* [Written request]
Omit all images, then return the remaining material exactly as it stands.

* [The data]
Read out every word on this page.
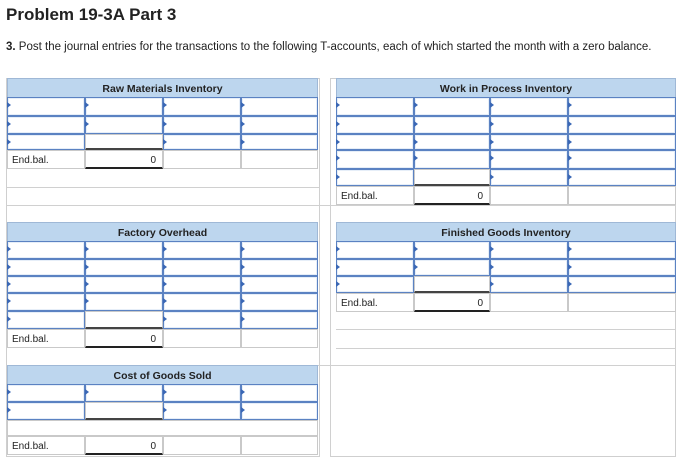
Problem 19-3A Part 3
3. Post the journal entries for the transactions to the following T-accounts, each of which started the month with a zero balance.
Raw Materials Inventory
End.bal.	0
Work in Process Inventory
End.bal.	0
Factory Overhead
End.bal.	0
Finished Goods Inventory
End.bal.	0
Cost of Goods Sold
End.bal.	0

* [Written solution]
Read out every word on this page.
Problem 19-3A Part 3
3. Post the journal entries for the transactions to the following T-accounts, each of which started the month with a zero balance.
Raw Materials Inventory
End.bal.	0
Work in Process Inventory
End.bal.	0
Factory Overhead
End.bal.	0
Finished Goods Inventory
End.bal.	0
Cost of Goods Sold
End.bal.	0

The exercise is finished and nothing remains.